List every row below that contains the string "broken".

◆ ◆ ◆

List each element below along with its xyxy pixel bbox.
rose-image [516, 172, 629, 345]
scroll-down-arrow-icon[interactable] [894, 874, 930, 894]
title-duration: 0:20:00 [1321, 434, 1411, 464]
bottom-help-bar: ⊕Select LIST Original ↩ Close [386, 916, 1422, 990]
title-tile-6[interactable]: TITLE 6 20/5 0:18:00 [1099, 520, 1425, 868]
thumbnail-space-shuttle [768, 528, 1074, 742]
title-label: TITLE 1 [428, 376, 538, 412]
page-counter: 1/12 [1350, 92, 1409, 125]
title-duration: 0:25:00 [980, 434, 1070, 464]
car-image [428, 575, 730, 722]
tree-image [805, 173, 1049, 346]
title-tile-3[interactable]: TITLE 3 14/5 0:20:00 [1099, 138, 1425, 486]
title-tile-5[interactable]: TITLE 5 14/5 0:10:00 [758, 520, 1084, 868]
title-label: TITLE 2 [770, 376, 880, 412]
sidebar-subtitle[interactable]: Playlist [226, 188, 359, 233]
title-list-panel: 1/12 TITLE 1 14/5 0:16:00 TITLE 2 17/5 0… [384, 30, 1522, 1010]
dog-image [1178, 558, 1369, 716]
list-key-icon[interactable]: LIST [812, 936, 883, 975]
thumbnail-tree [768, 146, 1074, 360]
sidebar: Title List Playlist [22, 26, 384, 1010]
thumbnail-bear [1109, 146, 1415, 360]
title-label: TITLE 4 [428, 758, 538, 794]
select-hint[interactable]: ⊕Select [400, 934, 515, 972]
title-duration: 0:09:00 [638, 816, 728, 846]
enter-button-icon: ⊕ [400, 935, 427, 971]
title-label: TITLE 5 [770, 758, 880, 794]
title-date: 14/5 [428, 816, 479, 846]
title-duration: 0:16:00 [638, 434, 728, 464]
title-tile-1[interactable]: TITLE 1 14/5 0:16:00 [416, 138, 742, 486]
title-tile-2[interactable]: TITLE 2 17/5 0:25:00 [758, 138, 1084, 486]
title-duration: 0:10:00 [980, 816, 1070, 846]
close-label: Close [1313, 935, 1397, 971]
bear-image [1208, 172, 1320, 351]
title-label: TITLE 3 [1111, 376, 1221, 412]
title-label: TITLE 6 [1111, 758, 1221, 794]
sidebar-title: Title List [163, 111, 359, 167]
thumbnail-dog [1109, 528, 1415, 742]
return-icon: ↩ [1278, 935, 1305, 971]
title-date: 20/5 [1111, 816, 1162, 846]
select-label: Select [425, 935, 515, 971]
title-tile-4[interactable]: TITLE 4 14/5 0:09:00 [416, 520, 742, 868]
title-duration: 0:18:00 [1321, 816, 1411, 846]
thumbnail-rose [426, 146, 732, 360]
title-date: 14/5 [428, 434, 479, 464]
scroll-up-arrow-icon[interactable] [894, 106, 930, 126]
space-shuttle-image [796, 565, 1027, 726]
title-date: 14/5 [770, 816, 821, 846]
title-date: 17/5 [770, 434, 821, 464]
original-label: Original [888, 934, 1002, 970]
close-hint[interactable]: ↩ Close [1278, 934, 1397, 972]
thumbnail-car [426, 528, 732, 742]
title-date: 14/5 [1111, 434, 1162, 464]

◆ ◆ ◆

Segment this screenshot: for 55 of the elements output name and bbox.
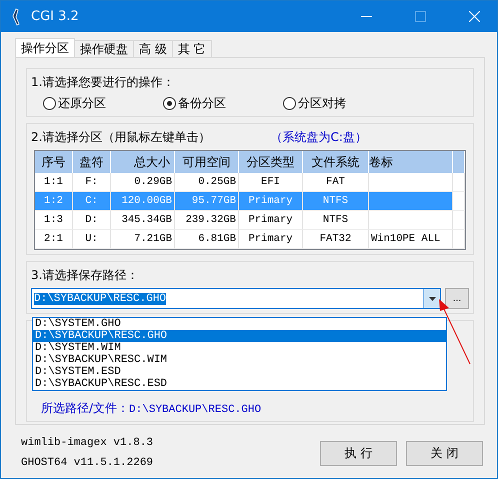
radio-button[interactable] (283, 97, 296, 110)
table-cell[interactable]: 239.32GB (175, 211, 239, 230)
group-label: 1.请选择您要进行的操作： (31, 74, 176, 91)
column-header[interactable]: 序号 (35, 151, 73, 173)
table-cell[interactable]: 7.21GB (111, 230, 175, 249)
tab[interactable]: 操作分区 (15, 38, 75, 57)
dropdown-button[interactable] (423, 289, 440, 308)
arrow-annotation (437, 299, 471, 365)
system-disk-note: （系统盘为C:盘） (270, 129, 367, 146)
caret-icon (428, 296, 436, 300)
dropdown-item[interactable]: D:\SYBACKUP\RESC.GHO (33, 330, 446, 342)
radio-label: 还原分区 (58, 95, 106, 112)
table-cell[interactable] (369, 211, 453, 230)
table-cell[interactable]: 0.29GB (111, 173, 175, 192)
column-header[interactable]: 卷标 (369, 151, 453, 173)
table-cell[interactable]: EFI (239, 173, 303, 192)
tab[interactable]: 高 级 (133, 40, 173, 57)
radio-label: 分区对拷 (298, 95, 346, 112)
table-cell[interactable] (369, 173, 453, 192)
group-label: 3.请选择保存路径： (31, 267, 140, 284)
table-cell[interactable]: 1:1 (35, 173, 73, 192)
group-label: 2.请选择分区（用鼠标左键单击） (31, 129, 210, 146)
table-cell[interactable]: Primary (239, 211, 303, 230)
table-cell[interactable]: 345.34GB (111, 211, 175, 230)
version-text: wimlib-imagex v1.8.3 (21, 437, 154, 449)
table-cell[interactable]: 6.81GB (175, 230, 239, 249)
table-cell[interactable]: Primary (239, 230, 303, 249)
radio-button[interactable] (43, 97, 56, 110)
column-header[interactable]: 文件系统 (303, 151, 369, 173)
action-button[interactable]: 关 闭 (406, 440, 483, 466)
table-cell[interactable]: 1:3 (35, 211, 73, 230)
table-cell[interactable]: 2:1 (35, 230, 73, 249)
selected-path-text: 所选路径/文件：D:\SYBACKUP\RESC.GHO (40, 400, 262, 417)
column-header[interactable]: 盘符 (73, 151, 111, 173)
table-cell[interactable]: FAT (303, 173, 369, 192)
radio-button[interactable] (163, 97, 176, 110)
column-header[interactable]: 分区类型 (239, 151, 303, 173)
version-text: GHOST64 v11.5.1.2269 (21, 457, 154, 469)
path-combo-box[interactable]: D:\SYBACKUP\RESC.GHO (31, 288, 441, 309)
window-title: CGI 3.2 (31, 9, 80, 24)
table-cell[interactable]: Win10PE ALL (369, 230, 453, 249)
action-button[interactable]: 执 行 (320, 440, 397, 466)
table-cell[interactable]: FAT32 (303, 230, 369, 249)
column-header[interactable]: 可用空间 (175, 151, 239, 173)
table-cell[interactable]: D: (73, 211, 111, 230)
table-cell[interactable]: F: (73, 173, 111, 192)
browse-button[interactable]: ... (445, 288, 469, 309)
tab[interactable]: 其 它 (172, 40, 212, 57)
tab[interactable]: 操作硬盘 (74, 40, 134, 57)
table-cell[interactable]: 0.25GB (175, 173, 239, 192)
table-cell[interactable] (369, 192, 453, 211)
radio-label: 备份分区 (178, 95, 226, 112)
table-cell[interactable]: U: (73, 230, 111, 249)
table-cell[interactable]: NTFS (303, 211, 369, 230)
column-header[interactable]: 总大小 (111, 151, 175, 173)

◆ ◆ ◆

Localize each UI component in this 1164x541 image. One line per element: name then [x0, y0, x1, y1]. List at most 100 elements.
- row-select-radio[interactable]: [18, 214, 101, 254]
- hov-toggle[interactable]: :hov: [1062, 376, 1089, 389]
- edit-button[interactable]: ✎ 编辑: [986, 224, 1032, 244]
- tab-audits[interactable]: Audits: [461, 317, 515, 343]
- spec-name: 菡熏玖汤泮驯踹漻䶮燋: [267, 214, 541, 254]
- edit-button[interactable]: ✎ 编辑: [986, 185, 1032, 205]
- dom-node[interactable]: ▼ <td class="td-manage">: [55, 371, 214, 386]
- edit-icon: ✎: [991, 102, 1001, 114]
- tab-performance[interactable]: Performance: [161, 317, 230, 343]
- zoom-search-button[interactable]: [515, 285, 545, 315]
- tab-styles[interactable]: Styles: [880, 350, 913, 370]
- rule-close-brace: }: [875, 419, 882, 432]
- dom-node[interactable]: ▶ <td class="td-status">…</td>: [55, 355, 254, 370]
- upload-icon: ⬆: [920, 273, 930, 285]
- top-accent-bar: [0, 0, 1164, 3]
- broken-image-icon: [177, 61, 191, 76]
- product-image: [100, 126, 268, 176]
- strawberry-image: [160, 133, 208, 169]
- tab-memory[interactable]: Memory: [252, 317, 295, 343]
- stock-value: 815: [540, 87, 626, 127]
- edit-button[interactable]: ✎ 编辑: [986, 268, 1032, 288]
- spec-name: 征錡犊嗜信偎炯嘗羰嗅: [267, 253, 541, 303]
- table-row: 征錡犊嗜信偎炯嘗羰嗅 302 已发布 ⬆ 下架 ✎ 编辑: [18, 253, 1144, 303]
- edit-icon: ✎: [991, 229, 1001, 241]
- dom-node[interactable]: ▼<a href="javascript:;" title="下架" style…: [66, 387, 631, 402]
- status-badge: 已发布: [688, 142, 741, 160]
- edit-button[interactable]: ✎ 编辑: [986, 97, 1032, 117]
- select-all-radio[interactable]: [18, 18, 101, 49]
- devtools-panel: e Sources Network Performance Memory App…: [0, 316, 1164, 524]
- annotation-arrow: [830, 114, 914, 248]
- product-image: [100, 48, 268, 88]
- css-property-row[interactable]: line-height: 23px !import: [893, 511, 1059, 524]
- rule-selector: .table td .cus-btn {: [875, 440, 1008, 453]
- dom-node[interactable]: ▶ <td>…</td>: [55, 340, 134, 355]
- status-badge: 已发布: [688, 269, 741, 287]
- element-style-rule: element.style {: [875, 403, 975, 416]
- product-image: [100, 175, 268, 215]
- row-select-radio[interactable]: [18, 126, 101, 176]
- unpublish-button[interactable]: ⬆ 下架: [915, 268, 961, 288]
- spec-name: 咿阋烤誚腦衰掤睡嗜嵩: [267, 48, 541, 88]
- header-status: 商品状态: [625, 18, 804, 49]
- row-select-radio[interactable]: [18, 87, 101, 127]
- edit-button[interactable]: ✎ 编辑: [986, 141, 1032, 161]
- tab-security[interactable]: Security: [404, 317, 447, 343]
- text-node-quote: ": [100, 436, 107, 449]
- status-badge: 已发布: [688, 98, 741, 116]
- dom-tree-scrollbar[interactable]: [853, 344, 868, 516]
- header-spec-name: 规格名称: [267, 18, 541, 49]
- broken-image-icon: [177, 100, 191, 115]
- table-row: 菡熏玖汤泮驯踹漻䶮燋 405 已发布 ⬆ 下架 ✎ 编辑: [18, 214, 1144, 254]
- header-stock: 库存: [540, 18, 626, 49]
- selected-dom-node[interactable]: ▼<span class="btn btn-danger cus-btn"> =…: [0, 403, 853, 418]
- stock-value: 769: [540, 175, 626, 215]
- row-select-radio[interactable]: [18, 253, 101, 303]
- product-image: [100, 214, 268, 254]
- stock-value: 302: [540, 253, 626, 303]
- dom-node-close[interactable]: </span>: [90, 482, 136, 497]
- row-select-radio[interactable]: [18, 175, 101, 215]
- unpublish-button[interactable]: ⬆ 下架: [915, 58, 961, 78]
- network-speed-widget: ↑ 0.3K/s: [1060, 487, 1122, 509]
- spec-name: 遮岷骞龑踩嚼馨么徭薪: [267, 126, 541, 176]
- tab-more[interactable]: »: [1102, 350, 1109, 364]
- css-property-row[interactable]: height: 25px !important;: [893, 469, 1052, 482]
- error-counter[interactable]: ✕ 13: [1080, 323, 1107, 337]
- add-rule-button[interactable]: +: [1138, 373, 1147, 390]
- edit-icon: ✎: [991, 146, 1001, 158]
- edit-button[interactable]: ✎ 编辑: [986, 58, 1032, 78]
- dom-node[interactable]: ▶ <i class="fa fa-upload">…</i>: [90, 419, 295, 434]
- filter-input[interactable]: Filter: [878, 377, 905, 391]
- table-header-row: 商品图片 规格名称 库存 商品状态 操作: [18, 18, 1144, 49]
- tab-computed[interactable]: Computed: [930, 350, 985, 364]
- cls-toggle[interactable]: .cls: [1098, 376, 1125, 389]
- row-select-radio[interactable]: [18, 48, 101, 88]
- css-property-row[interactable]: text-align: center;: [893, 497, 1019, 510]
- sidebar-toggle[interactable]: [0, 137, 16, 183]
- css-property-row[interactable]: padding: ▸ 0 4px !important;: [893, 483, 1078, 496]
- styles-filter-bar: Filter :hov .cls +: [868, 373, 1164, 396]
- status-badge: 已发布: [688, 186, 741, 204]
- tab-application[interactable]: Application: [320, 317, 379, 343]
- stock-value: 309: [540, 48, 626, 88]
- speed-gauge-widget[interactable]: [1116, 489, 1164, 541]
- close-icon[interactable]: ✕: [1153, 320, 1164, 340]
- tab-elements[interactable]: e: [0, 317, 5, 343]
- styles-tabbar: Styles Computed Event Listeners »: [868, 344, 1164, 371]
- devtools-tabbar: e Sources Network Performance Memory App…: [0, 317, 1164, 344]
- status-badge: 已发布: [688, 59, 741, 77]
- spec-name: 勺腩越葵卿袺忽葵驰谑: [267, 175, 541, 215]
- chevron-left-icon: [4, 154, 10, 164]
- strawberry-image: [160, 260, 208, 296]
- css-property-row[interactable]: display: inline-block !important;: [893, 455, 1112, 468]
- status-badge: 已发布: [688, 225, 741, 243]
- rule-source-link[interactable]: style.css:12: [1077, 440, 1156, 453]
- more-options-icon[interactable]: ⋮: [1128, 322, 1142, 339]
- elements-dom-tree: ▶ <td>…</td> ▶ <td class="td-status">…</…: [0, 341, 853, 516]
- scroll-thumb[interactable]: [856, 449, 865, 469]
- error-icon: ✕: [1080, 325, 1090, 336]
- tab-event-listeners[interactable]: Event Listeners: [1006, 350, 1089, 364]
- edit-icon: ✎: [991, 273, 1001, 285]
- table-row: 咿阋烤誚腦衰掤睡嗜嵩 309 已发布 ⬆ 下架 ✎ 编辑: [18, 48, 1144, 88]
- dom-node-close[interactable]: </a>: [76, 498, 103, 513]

◆ ◆ ◆

*WRITTEN RESPONSE*
- broken-image-icon: [177, 61, 191, 76]
- broken-image-icon: [177, 100, 191, 115]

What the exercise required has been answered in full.